## Begin SUPPLIED DATA
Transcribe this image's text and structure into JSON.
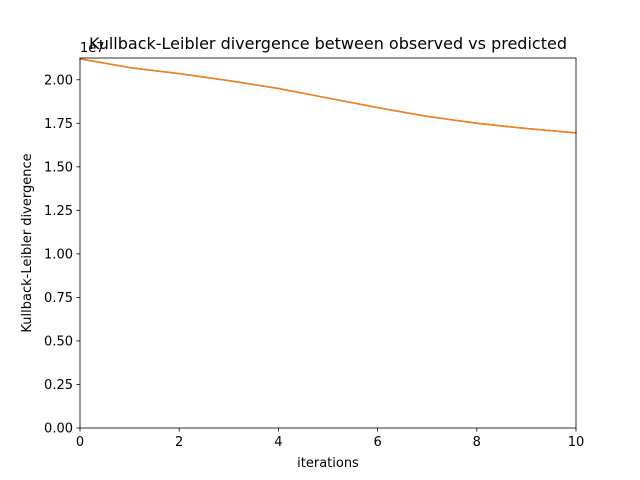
{
  "chart_data": {
    "type": "line",
    "title": "Kullback-Leibler divergence between observed vs predicted",
    "xlabel": "iterations",
    "ylabel": "Kullback-Leibler divergence",
    "offset_label": "1e7",
    "xlim": [
      0,
      10
    ],
    "ylim": [
      0,
      21250000
    ],
    "x_ticks": [
      0,
      2,
      4,
      6,
      8,
      10
    ],
    "x_tick_labels": [
      "0",
      "2",
      "4",
      "6",
      "8",
      "10"
    ],
    "y_ticks": [
      0,
      2500000,
      5000000,
      7500000,
      10000000,
      12500000,
      15000000,
      17500000,
      20000000
    ],
    "y_tick_labels": [
      "0.00",
      "0.25",
      "0.50",
      "0.75",
      "1.00",
      "1.25",
      "1.50",
      "1.75",
      "2.00"
    ],
    "grid": false,
    "x": [
      0,
      1,
      2,
      3,
      4,
      5,
      6,
      7,
      8,
      9,
      10
    ],
    "series": [
      {
        "values": [
          21200000,
          20700000,
          20350000,
          19950000,
          19500000,
          18950000,
          18400000,
          17900000,
          17500000,
          17200000,
          16950000
        ],
        "color": "#1f77b4"
      },
      {
        "values": [
          21200000,
          20700000,
          20350000,
          19950000,
          19500000,
          18950000,
          18400000,
          17900000,
          17500000,
          17200000,
          16950000
        ],
        "color": "#ff7f0e"
      }
    ]
  }
}
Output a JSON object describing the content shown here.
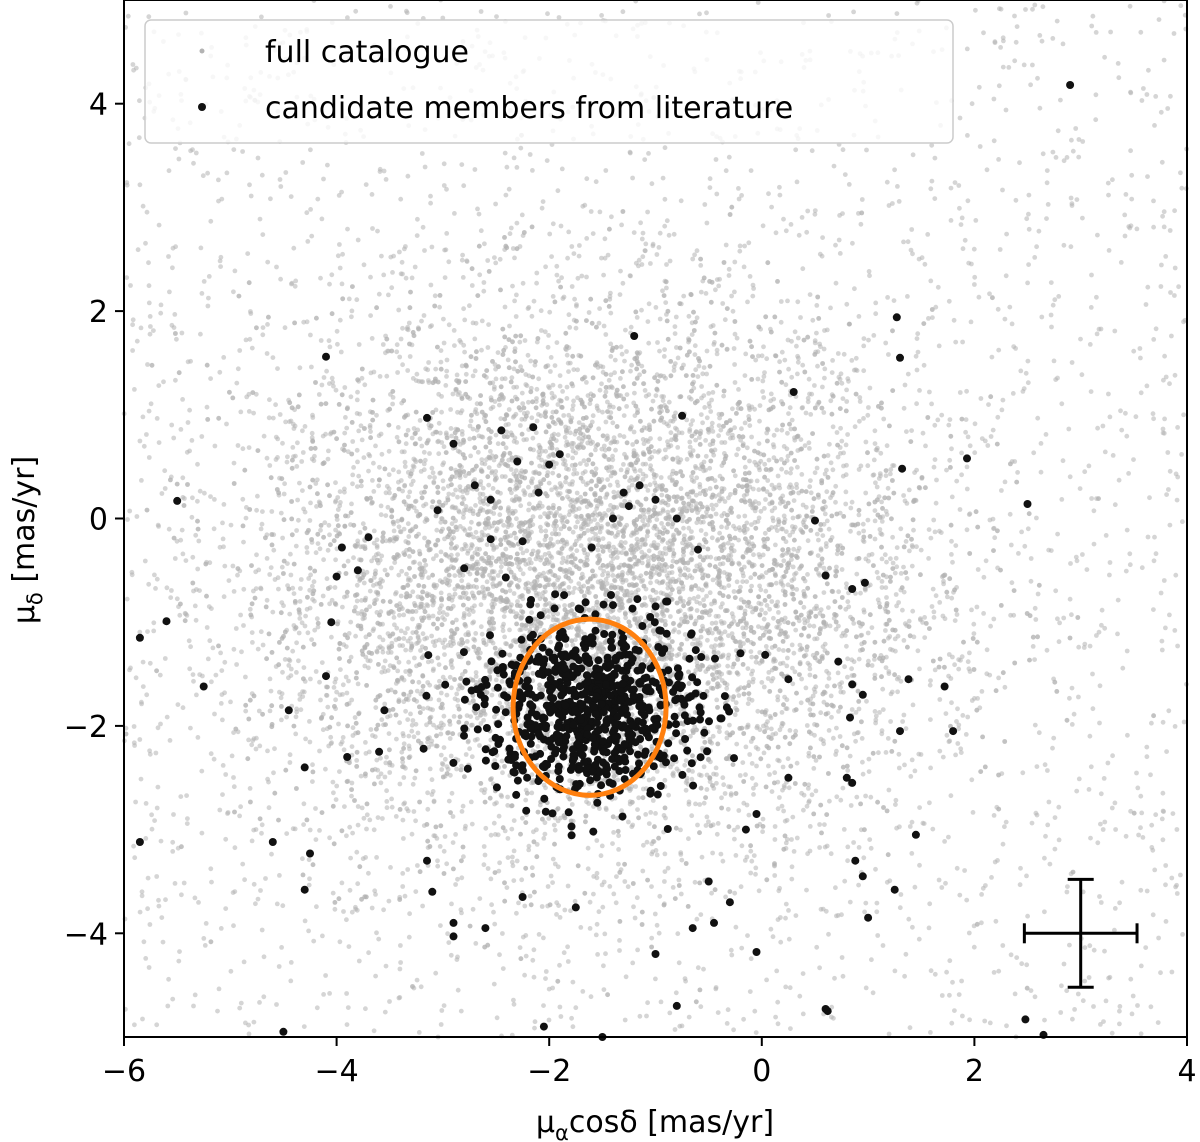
{
  "chart_data": {
    "type": "scatter",
    "xlabel_parts": [
      "μ",
      "α",
      "cosδ [mas/yr]"
    ],
    "ylabel_parts": [
      "μ",
      "δ",
      " [mas/yr]"
    ],
    "xlim": [
      -6,
      4
    ],
    "ylim": [
      -5,
      5
    ],
    "xticks": [
      -6,
      -4,
      -2,
      0,
      2,
      4
    ],
    "yticks": [
      -4,
      -2,
      0,
      2,
      4
    ],
    "xtick_labels": [
      "−6",
      "−4",
      "−2",
      "0",
      "2",
      "4"
    ],
    "ytick_labels": [
      "−4",
      "−2",
      "0",
      "2",
      "4"
    ],
    "grid": false,
    "legend_position": "top-left",
    "series": [
      {
        "name": "full catalogue",
        "color": "#b3b3b3",
        "distribution": {
          "type": "gaussian-cloud",
          "center": [
            -1.6,
            -0.6
          ],
          "sigma": [
            1.6,
            1.3
          ],
          "count": 9000,
          "background_count": 2500
        }
      },
      {
        "name": "candidate members from literature",
        "color": "#111111",
        "points": [
          [
            2.9,
            4.18
          ],
          [
            -1.2,
            1.76
          ],
          [
            -4.1,
            1.56
          ],
          [
            1.27,
            1.94
          ],
          [
            1.3,
            1.55
          ],
          [
            0.3,
            1.22
          ],
          [
            1.93,
            0.58
          ],
          [
            1.32,
            0.48
          ],
          [
            -5.5,
            0.17
          ],
          [
            2.5,
            0.14
          ],
          [
            -3.15,
            0.97
          ],
          [
            -0.75,
            0.99
          ],
          [
            -5.85,
            -1.15
          ],
          [
            -5.6,
            -0.99
          ],
          [
            -5.25,
            -1.62
          ],
          [
            -5.85,
            -3.12
          ],
          [
            -4.6,
            -3.12
          ],
          [
            -4.5,
            -4.95
          ],
          [
            -4.45,
            -1.85
          ],
          [
            -4.3,
            -3.58
          ],
          [
            -4.25,
            -3.23
          ],
          [
            -4.0,
            -0.56
          ],
          [
            -4.05,
            -1.0
          ],
          [
            -4.1,
            -1.52
          ],
          [
            -4.3,
            -2.4
          ],
          [
            -3.9,
            -2.3
          ],
          [
            -3.6,
            -2.25
          ],
          [
            -3.8,
            -0.5
          ],
          [
            -3.95,
            -0.28
          ],
          [
            -3.7,
            -0.18
          ],
          [
            -3.55,
            -1.85
          ],
          [
            -3.1,
            -3.6
          ],
          [
            -3.15,
            -3.3
          ],
          [
            -2.9,
            -3.9
          ],
          [
            -2.9,
            -4.03
          ],
          [
            -2.6,
            -3.95
          ],
          [
            -2.25,
            -3.65
          ],
          [
            -2.05,
            -4.9
          ],
          [
            -1.75,
            -3.75
          ],
          [
            -1.5,
            -5.0
          ],
          [
            -1.0,
            -4.2
          ],
          [
            -0.8,
            -4.7
          ],
          [
            -0.65,
            -3.95
          ],
          [
            -0.5,
            -3.5
          ],
          [
            -0.45,
            -3.9
          ],
          [
            -0.3,
            -3.7
          ],
          [
            -0.05,
            -4.18
          ],
          [
            0.6,
            -4.73
          ],
          [
            0.62,
            -4.75
          ],
          [
            1.0,
            -3.85
          ],
          [
            1.25,
            -3.58
          ],
          [
            1.45,
            -3.05
          ],
          [
            0.95,
            -3.45
          ],
          [
            0.88,
            -3.3
          ],
          [
            0.85,
            -2.55
          ],
          [
            0.8,
            -2.5
          ],
          [
            0.85,
            -1.6
          ],
          [
            0.72,
            -1.38
          ],
          [
            0.6,
            -0.55
          ],
          [
            0.85,
            -0.68
          ],
          [
            0.97,
            -0.62
          ],
          [
            0.95,
            -1.7
          ],
          [
            0.83,
            -1.92
          ],
          [
            1.38,
            -1.55
          ],
          [
            1.72,
            -1.62
          ],
          [
            1.8,
            -2.05
          ],
          [
            1.3,
            -2.05
          ],
          [
            2.48,
            -4.83
          ],
          [
            2.65,
            -4.98
          ],
          [
            0.25,
            -1.55
          ],
          [
            0.25,
            -2.5
          ],
          [
            -0.05,
            -2.85
          ],
          [
            -0.15,
            -3.0
          ],
          [
            -0.2,
            -1.3
          ],
          [
            0.5,
            -0.02
          ],
          [
            -0.9,
            -0.8
          ],
          [
            -1.05,
            -0.95
          ],
          [
            -1.15,
            0.32
          ],
          [
            -1.25,
            0.12
          ],
          [
            -1.4,
            0.0
          ],
          [
            -1.6,
            -0.28
          ],
          [
            -1.9,
            0.62
          ],
          [
            -2.0,
            0.52
          ],
          [
            -2.15,
            0.88
          ],
          [
            -2.3,
            0.55
          ],
          [
            -2.55,
            -0.2
          ],
          [
            -2.7,
            0.32
          ],
          [
            -2.9,
            0.72
          ],
          [
            -3.05,
            0.08
          ],
          [
            -2.45,
            0.85
          ],
          [
            -2.55,
            0.18
          ],
          [
            -2.25,
            -0.22
          ],
          [
            -2.1,
            0.25
          ],
          [
            -1.3,
            0.25
          ],
          [
            -1.0,
            0.18
          ],
          [
            -0.8,
            0.0
          ],
          [
            -0.6,
            -0.3
          ]
        ],
        "dense_cluster": {
          "center": [
            -1.62,
            -1.82
          ],
          "sigma": [
            0.5,
            0.42
          ],
          "count": 750
        }
      }
    ],
    "annotations": {
      "ellipse": {
        "center": [
          -1.62,
          -1.82
        ],
        "radii": [
          0.72,
          0.85
        ],
        "color": "#ff7f0e"
      },
      "error_bar": {
        "center": [
          3.0,
          -4.0
        ],
        "xerr": 0.53,
        "yerr": 0.52,
        "color": "#000000"
      }
    }
  }
}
## End SUPPLIED DATA
Extract lines where the string "Kullback" occurs.

    "title": "Kullback-Leibler divergence between observed vs predicted",
    "ylabel": "Kullback-Leibler divergence",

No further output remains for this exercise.